Write out every line of the material exactly as it appears.

- - -

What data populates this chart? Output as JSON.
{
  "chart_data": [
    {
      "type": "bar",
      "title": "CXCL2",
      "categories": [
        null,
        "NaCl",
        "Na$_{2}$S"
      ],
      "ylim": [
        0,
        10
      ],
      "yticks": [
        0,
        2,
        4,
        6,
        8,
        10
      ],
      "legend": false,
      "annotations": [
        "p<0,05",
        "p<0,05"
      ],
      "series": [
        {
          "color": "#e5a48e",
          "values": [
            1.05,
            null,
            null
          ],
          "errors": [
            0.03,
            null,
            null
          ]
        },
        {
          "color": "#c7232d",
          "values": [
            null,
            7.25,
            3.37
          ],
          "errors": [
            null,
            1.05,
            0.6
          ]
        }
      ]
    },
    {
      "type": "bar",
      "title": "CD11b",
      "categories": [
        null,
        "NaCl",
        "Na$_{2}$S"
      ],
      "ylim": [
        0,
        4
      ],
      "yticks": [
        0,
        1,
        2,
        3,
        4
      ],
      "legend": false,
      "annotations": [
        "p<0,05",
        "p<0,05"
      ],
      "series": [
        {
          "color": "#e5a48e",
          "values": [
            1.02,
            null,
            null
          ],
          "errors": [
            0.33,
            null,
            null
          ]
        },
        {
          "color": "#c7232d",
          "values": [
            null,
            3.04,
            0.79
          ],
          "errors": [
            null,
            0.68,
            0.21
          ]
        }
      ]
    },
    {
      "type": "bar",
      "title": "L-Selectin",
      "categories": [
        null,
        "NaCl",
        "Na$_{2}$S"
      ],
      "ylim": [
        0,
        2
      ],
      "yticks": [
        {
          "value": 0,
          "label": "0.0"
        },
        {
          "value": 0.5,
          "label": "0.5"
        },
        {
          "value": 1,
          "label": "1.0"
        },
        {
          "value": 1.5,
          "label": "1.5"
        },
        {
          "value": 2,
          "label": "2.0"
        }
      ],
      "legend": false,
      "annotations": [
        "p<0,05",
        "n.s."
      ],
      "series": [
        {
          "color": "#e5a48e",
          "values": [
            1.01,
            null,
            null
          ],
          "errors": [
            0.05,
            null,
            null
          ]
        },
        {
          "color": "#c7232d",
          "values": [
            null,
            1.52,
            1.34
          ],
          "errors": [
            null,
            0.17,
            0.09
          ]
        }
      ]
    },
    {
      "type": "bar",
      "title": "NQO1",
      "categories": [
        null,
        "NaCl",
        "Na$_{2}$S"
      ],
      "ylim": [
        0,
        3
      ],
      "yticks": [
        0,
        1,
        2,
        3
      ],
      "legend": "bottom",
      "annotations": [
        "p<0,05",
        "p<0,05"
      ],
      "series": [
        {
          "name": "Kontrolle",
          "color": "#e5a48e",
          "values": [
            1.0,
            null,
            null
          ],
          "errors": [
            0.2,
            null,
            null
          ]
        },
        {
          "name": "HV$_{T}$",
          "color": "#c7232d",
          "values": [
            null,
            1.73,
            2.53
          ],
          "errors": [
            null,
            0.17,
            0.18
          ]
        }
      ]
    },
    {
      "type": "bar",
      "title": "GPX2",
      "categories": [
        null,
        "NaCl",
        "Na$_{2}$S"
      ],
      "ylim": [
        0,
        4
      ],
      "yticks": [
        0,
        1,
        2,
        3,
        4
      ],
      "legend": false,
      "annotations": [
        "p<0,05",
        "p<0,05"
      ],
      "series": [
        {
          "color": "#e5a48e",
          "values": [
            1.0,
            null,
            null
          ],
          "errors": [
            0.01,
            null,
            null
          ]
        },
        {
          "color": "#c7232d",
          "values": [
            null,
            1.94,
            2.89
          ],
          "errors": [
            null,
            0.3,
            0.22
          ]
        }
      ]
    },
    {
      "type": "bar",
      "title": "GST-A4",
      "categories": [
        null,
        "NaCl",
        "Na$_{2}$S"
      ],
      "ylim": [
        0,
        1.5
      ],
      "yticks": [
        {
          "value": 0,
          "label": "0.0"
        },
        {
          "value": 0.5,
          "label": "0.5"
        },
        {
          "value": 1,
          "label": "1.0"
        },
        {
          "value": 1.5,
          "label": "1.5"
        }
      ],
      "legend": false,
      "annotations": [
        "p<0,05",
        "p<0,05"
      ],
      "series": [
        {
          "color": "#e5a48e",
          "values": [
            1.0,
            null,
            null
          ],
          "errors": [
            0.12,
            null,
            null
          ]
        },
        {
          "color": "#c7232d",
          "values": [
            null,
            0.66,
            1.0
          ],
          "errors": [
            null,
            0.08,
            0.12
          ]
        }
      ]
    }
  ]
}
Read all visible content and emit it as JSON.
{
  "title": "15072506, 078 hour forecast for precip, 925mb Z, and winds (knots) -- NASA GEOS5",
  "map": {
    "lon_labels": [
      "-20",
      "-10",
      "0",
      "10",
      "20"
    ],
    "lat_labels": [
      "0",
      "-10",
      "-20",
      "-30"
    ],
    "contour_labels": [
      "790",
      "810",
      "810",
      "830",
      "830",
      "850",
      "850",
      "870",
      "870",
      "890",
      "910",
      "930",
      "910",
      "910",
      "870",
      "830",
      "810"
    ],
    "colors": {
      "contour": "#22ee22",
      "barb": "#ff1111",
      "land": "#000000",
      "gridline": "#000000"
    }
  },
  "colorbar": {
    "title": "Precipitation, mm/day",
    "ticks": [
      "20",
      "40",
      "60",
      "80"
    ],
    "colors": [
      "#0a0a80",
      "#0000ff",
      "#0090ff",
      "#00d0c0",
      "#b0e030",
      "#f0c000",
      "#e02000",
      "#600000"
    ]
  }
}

- - -

# Written answer
What data populates this chart? Output as JSON.
{
  "chart_data": [
    {
      "type": "bar",
      "title": "CXCL2",
      "categories": [
        null,
        "NaCl",
        "Na$_{2}$S"
      ],
      "ylim": [
        0,
        10
      ],
      "yticks": [
        0,
        2,
        4,
        6,
        8,
        10
      ],
      "legend": false,
      "annotations": [
        "p<0,05",
        "p<0,05"
      ],
      "series": [
        {
          "color": "#e5a48e",
          "values": [
            1.05,
            null,
            null
          ],
          "errors": [
            0.03,
            null,
            null
          ]
        },
        {
          "color": "#c7232d",
          "values": [
            null,
            7.25,
            3.37
          ],
          "errors": [
            null,
            1.05,
            0.6
          ]
        }
      ]
    },
    {
      "type": "bar",
      "title": "CD11b",
      "categories": [
        null,
        "NaCl",
        "Na$_{2}$S"
      ],
      "ylim": [
        0,
        4
      ],
      "yticks": [
        0,
        1,
        2,
        3,
        4
      ],
      "legend": false,
      "annotations": [
        "p<0,05",
        "p<0,05"
      ],
      "series": [
        {
          "color": "#e5a48e",
          "values": [
            1.02,
            null,
            null
          ],
          "errors": [
            0.33,
            null,
            null
          ]
        },
        {
          "color": "#c7232d",
          "values": [
            null,
            3.04,
            0.79
          ],
          "errors": [
            null,
            0.68,
            0.21
          ]
        }
      ]
    },
    {
      "type": "bar",
      "title": "L-Selectin",
      "categories": [
        null,
        "NaCl",
        "Na$_{2}$S"
      ],
      "ylim": [
        0,
        2
      ],
      "yticks": [
        {
          "value": 0,
          "label": "0.0"
        },
        {
          "value": 0.5,
          "label": "0.5"
        },
        {
          "value": 1,
          "label": "1.0"
        },
        {
          "value": 1.5,
          "label": "1.5"
        },
        {
          "value": 2,
          "label": "2.0"
        }
      ],
      "legend": false,
      "annotations": [
        "p<0,05",
        "n.s."
      ],
      "series": [
        {
          "color": "#e5a48e",
          "values": [
            1.01,
            null,
            null
          ],
          "errors": [
            0.05,
            null,
            null
          ]
        },
        {
          "color": "#c7232d",
          "values": [
            null,
            1.52,
            1.34
          ],
          "errors": [
            null,
            0.17,
            0.09
          ]
        }
      ]
    },
    {
      "type": "bar",
      "title": "NQO1",
      "categories": [
        null,
        "NaCl",
        "Na$_{2}$S"
      ],
      "ylim": [
        0,
        3
      ],
      "yticks": [
        0,
        1,
        2,
        3
      ],
      "legend": "bottom",
      "annotations": [
        "p<0,05",
        "p<0,05"
      ],
      "series": [
        {
          "name": "Kontrolle",
          "color": "#e5a48e",
          "values": [
            1.0,
            null,
            null
          ],
          "errors": [
            0.2,
            null,
            null
          ]
        },
        {
          "name": "HV$_{T}$",
          "color": "#c7232d",
          "values": [
            null,
            1.73,
            2.53
          ],
          "errors": [
            null,
            0.17,
            0.18
          ]
        }
      ]
    },
    {
      "type": "bar",
      "title": "GPX2",
      "categories": [
        null,
        "NaCl",
        "Na$_{2}$S"
      ],
      "ylim": [
        0,
        4
      ],
      "yticks": [
        0,
        1,
        2,
        3,
        4
      ],
      "legend": false,
      "annotations": [
        "p<0,05",
        "p<0,05"
      ],
      "series": [
        {
          "color": "#e5a48e",
          "values": [
            1.0,
            null,
            null
          ],
          "errors": [
            0.01,
            null,
            null
          ]
        },
        {
          "color": "#c7232d",
          "values": [
            null,
            1.94,
            2.89
          ],
          "errors": [
            null,
            0.3,
            0.22
          ]
        }
      ]
    },
    {
      "type": "bar",
      "title": "GST-A4",
      "categories": [
        null,
        "NaCl",
        "Na$_{2}$S"
      ],
      "ylim": [
        0,
        1.5
      ],
      "yticks": [
        {
          "value": 0,
          "label": "0.0"
        },
        {
          "value": 0.5,
          "label": "0.5"
        },
        {
          "value": 1,
          "label": "1.0"
        },
        {
          "value": 1.5,
          "label": "1.5"
        }
      ],
      "legend": false,
      "annotations": [
        "p<0,05",
        "p<0,05"
      ],
      "series": [
        {
          "color": "#e5a48e",
          "values": [
            1.0,
            null,
            null
          ],
          "errors": [
            0.12,
            null,
            null
          ]
        },
        {
          "color": "#c7232d",
          "values": [
            null,
            0.66,
            1.0
          ],
          "errors": [
            null,
            0.08,
            0.12
          ]
        }
      ]
    }
  ]
}
Read all visible content and emit it as JSON.
{
  "title": "15072506, 078 hour forecast for precip, 925mb Z, and winds (knots) -- NASA GEOS5",
  "map": {
    "lon_labels": [
      "-20",
      "-10",
      "0",
      "10",
      "20"
    ],
    "lat_labels": [
      "0",
      "-10",
      "-20",
      "-30"
    ],
    "contour_labels": [
      "790",
      "810",
      "810",
      "830",
      "830",
      "850",
      "850",
      "870",
      "870",
      "890",
      "910",
      "930",
      "910",
      "910",
      "870",
      "830",
      "810"
    ],
    "colors": {
      "contour": "#22ee22",
      "barb": "#ff1111",
      "land": "#000000",
      "gridline": "#000000"
    }
  },
  "colorbar": {
    "title": "Precipitation, mm/day",
    "ticks": [
      "20",
      "40",
      "60",
      "80"
    ],
    "colors": [
      "#0a0a80",
      "#0000ff",
      "#0090ff",
      "#00d0c0",
      "#b0e030",
      "#f0c000",
      "#e02000",
      "#600000"
    ]
  }
}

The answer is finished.